**Work to complete:** Omit the images, then output each of the records below exactly.

★ ★ ★

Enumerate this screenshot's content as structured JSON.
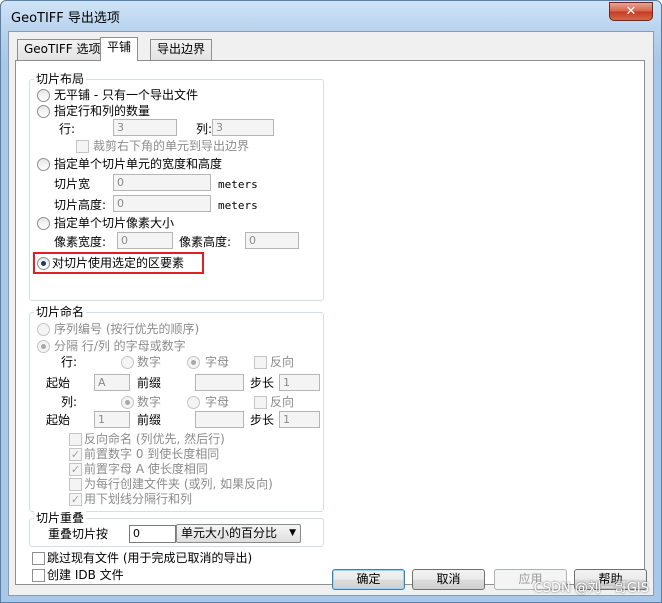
{
  "window": {
    "title": "GeoTIFF 导出选项",
    "close_glyph": "✕"
  },
  "tabs": [
    "GeoTIFF 选项",
    "平铺",
    "导出边界"
  ],
  "layout": {
    "group_label": "切片布局",
    "no_tile": "无平铺 - 只有一个导出文件",
    "rows_cols": "指定行和列的数量",
    "row_label": "行:",
    "row_value": "3",
    "col_label": "列:",
    "col_value": "3",
    "crop": "裁剪右下角的单元到导出边界",
    "cell_size": "指定单个切片单元的宽度和高度",
    "tile_width_label": "切片宽",
    "tile_width_value": "0",
    "tile_height_label": "切片高度:",
    "tile_height_value": "0",
    "unit": "meters",
    "pixel_size": "指定单个切片像素大小",
    "pixel_width_label": "像素宽度:",
    "pixel_width_value": "0",
    "pixel_height_label": "像素高度:",
    "pixel_height_value": "0",
    "use_selected": "对切片使用选定的区要素"
  },
  "naming": {
    "group_label": "切片命名",
    "sequential": "序列编号 (按行优先的顺序)",
    "separate": "分隔 行/列 的字母或数字",
    "row_label": "行:",
    "col_label": "列:",
    "number": "数字",
    "letter": "字母",
    "reverse": "反向",
    "start_label": "起始",
    "row_start": "A",
    "col_start": "1",
    "prefix_label": "前缀",
    "step_label": "步长",
    "row_step": "1",
    "col_step": "1",
    "opt_reverse_naming": "反向命名 (列优先, 然后行)",
    "opt_prefix_number": "前置数字 0 到使长度相同",
    "opt_prefix_letter": "前置字母 A 使长度相同",
    "opt_folder": "为每行创建文件夹 (或列, 如果反向)",
    "opt_underscore": "用下划线分隔行和列"
  },
  "overlap": {
    "group_label": "切片重叠",
    "label": "重叠切片按",
    "value": "0",
    "select": "单元大小的百分比"
  },
  "skip_existing": "跳过现有文件 (用于完成已取消的导出)",
  "create_idb": "创建 IDB 文件",
  "buttons": {
    "ok": "确定",
    "cancel": "取消",
    "apply": "应用",
    "help": "帮助"
  },
  "watermark": "CSDN @刘一哥GIS"
}
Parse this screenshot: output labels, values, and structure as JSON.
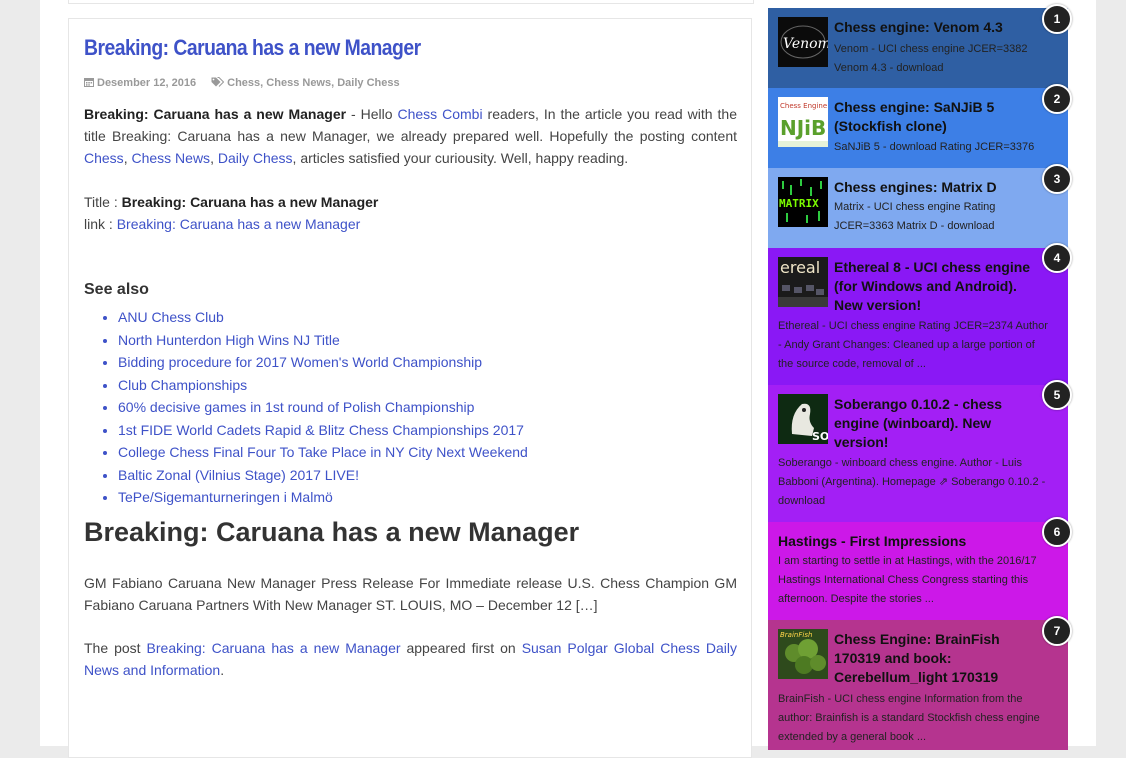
{
  "article": {
    "title": "Breaking: Caruana has a new Manager",
    "date": "Desember 12, 2016",
    "tags": [
      "Chess",
      "Chess News",
      "Daily Chess"
    ],
    "intro": {
      "bold": "Breaking: Caruana has a new Manager",
      "t1": " - Hello ",
      "site": "Chess Combi",
      "t2": " readers, In the article you read with the title Breaking: Caruana has a new Manager, we already prepared well. Hopefully the posting content ",
      "tag1": "Chess",
      "sep1": ", ",
      "tag2": "Chess News",
      "sep2": ", ",
      "tag3": "Daily Chess",
      "t3": ", articles satisfied your curiousity. Well, happy reading."
    },
    "title_label": "Title : ",
    "title_value": "Breaking: Caruana has a new Manager",
    "link_label": "link : ",
    "link_value": "Breaking: Caruana has a new Manager",
    "see_also_title": "See also",
    "see_also": [
      "ANU Chess Club",
      "North Hunterdon High Wins NJ Title",
      "Bidding procedure for 2017 Women's World Championship",
      "Club Championships",
      "60% decisive games in 1st round of Polish Championship",
      "1st FIDE World Cadets Rapid & Blitz Chess Championships 2017",
      "College Chess Final Four To Take Place in NY City Next Weekend",
      "Baltic Zonal (Vilnius Stage) 2017 LIVE!",
      "TePe/Sigemanturneringen i Malmö"
    ],
    "heading": "Breaking: Caruana has a new Manager",
    "body": "GM Fabiano Caruana New Manager Press Release For Immediate release U.S. Chess Champion GM Fabiano Caruana Partners With New Manager ST. LOUIS, MO – December 12 […]",
    "post_prefix": "The post ",
    "post_link": "Breaking: Caruana has a new Manager",
    "post_mid": " appeared first on ",
    "post_source": "Susan Polgar Global Chess Daily News and Information",
    "post_end": "."
  },
  "sidebar": [
    {
      "num": "1",
      "title": "Chess engine: Venom 4.3",
      "desc": "Venom   - UCI chess engine JCER=3382 Venom 4.3 - download",
      "thumb_text": "Venom",
      "color": "#2f5fa3"
    },
    {
      "num": "2",
      "title": "Chess engine: SaNJiB 5 (Stockfish clone)",
      "desc": "SaNJiB 5 - download Rating JCER=3376",
      "thumb_text": "NJiB",
      "color": "#3d7fe6"
    },
    {
      "num": "3",
      "title": "Chess engines: Matrix D",
      "desc": "Matrix   - UCI chess engine Rating JCER=3363 Matrix D - download",
      "thumb_text": "MATRIX",
      "color": "#7fa9f0"
    },
    {
      "num": "4",
      "title": "Ethereal 8 - UCI chess engine (for Windows and Android). New version!",
      "desc": "Ethereal  - UCI chess engine Rating JCER=2374 Author - Andy Grant Changes: Cleaned up a large portion of the source code, removal of ...",
      "thumb_text": "ereal",
      "color": "#8a18f5"
    },
    {
      "num": "5",
      "title": "Soberango 0.10.2 - chess engine (winboard). New version!",
      "desc": "Soberango  - winboard chess engine. Author - Luis Babboni (Argentina). Homepage  ⇗  Soberango 0.10.2 - download",
      "thumb_text": "SO",
      "color": "#a31ff5"
    },
    {
      "num": "6",
      "title": "Hastings - First Impressions",
      "desc": "I am starting to settle in at Hastings, with the 2016/17 Hastings International Chess Congress starting this afternoon. Despite the stories ...",
      "thumb_text": "",
      "color": "#cc18e8"
    },
    {
      "num": "7",
      "title": "Chess Engine: BrainFish 170319 and book: Cerebellum_light 170319",
      "desc": "BrainFish  - UCI chess engine Information from the author: Brainfish  is a standard  Stockfish  chess engine extended by a general book ...",
      "thumb_text": "BrainFish",
      "color": "#b5348f"
    }
  ]
}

★ ★ ★

**Exercise output:**
Enumerate this screenshot's content as structured JSON.
{
  "window": {
    "title": "GeoTIFF 导出选项",
    "close_glyph": "✕"
  },
  "tabs": [
    "GeoTIFF 选项",
    "平铺",
    "导出边界"
  ],
  "layout": {
    "group_label": "切片布局",
    "no_tile": "无平铺 - 只有一个导出文件",
    "rows_cols": "指定行和列的数量",
    "row_label": "行:",
    "row_value": "3",
    "col_label": "列:",
    "col_value": "3",
    "crop": "裁剪右下角的单元到导出边界",
    "cell_size": "指定单个切片单元的宽度和高度",
    "tile_width_label": "切片宽",
    "tile_width_value": "0",
    "tile_height_label": "切片高度:",
    "tile_height_value": "0",
    "unit": "meters",
    "pixel_size": "指定单个切片像素大小",
    "pixel_width_label": "像素宽度:",
    "pixel_width_value": "0",
    "pixel_height_label": "像素高度:",
    "pixel_height_value": "0",
    "use_selected": "对切片使用选定的区要素"
  },
  "naming": {
    "group_label": "切片命名",
    "sequential": "序列编号 (按行优先的顺序)",
    "separate": "分隔 行/列 的字母或数字",
    "row_label": "行:",
    "col_label": "列:",
    "number": "数字",
    "letter": "字母",
    "reverse": "反向",
    "start_label": "起始",
    "row_start": "A",
    "col_start": "1",
    "prefix_label": "前缀",
    "step_label": "步长",
    "row_step": "1",
    "col_step": "1",
    "opt_reverse_naming": "反向命名 (列优先, 然后行)",
    "opt_prefix_number": "前置数字 0 到使长度相同",
    "opt_prefix_letter": "前置字母 A 使长度相同",
    "opt_folder": "为每行创建文件夹 (或列, 如果反向)",
    "opt_underscore": "用下划线分隔行和列"
  },
  "overlap": {
    "group_label": "切片重叠",
    "label": "重叠切片按",
    "value": "0",
    "select": "单元大小的百分比"
  },
  "skip_existing": "跳过现有文件 (用于完成已取消的导出)",
  "create_idb": "创建 IDB 文件",
  "buttons": {
    "ok": "确定",
    "cancel": "取消",
    "apply": "应用",
    "help": "帮助"
  },
  "watermark": "CSDN @刘一哥GIS"
}
Parse this screenshot: output labels, values, and structure as JSON.
{
  "article": {
    "title": "Breaking: Caruana has a new Manager",
    "date": "Desember 12, 2016",
    "tags": [
      "Chess",
      "Chess News",
      "Daily Chess"
    ],
    "intro": {
      "bold": "Breaking: Caruana has a new Manager",
      "t1": " - Hello ",
      "site": "Chess Combi",
      "t2": " readers, In the article you read with the title Breaking: Caruana has a new Manager, we already prepared well. Hopefully the posting content ",
      "tag1": "Chess",
      "sep1": ", ",
      "tag2": "Chess News",
      "sep2": ", ",
      "tag3": "Daily Chess",
      "t3": ", articles satisfied your curiousity. Well, happy reading."
    },
    "title_label": "Title : ",
    "title_value": "Breaking: Caruana has a new Manager",
    "link_label": "link : ",
    "link_value": "Breaking: Caruana has a new Manager",
    "see_also_title": "See also",
    "see_also": [
      "ANU Chess Club",
      "North Hunterdon High Wins NJ Title",
      "Bidding procedure for 2017 Women's World Championship",
      "Club Championships",
      "60% decisive games in 1st round of Polish Championship",
      "1st FIDE World Cadets Rapid & Blitz Chess Championships 2017",
      "College Chess Final Four To Take Place in NY City Next Weekend",
      "Baltic Zonal (Vilnius Stage) 2017 LIVE!",
      "TePe/Sigemanturneringen i Malmö"
    ],
    "heading": "Breaking: Caruana has a new Manager",
    "body": "GM Fabiano Caruana New Manager Press Release For Immediate release U.S. Chess Champion GM Fabiano Caruana Partners With New Manager ST. LOUIS, MO – December 12 […]",
    "post_prefix": "The post ",
    "post_link": "Breaking: Caruana has a new Manager",
    "post_mid": " appeared first on ",
    "post_source": "Susan Polgar Global Chess Daily News and Information",
    "post_end": "."
  },
  "sidebar": [
    {
      "num": "1",
      "title": "Chess engine: Venom 4.3",
      "desc": "Venom   - UCI chess engine JCER=3382 Venom 4.3 - download",
      "thumb_text": "Venom",
      "color": "#2f5fa3"
    },
    {
      "num": "2",
      "title": "Chess engine: SaNJiB 5 (Stockfish clone)",
      "desc": "SaNJiB 5 - download Rating JCER=3376",
      "thumb_text": "NJiB",
      "color": "#3d7fe6"
    },
    {
      "num": "3",
      "title": "Chess engines: Matrix D",
      "desc": "Matrix   - UCI chess engine Rating JCER=3363 Matrix D - download",
      "thumb_text": "MATRIX",
      "color": "#7fa9f0"
    },
    {
      "num": "4",
      "title": "Ethereal 8 - UCI chess engine (for Windows and Android). New version!",
      "desc": "Ethereal  - UCI chess engine Rating JCER=2374 Author - Andy Grant Changes: Cleaned up a large portion of the source code, removal of ...",
      "thumb_text": "ereal",
      "color": "#8a18f5"
    },
    {
      "num": "5",
      "title": "Soberango 0.10.2 - chess engine (winboard). New version!",
      "desc": "Soberango  - winboard chess engine. Author - Luis Babboni (Argentina). Homepage  ⇗  Soberango 0.10.2 - download",
      "thumb_text": "SO",
      "color": "#a31ff5"
    },
    {
      "num": "6",
      "title": "Hastings - First Impressions",
      "desc": "I am starting to settle in at Hastings, with the 2016/17 Hastings International Chess Congress starting this afternoon. Despite the stories ...",
      "thumb_text": "",
      "color": "#cc18e8"
    },
    {
      "num": "7",
      "title": "Chess Engine: BrainFish 170319 and book: Cerebellum_light 170319",
      "desc": "BrainFish  - UCI chess engine Information from the author: Brainfish  is a standard  Stockfish  chess engine extended by a general book ...",
      "thumb_text": "BrainFish",
      "color": "#b5348f"
    }
  ]
}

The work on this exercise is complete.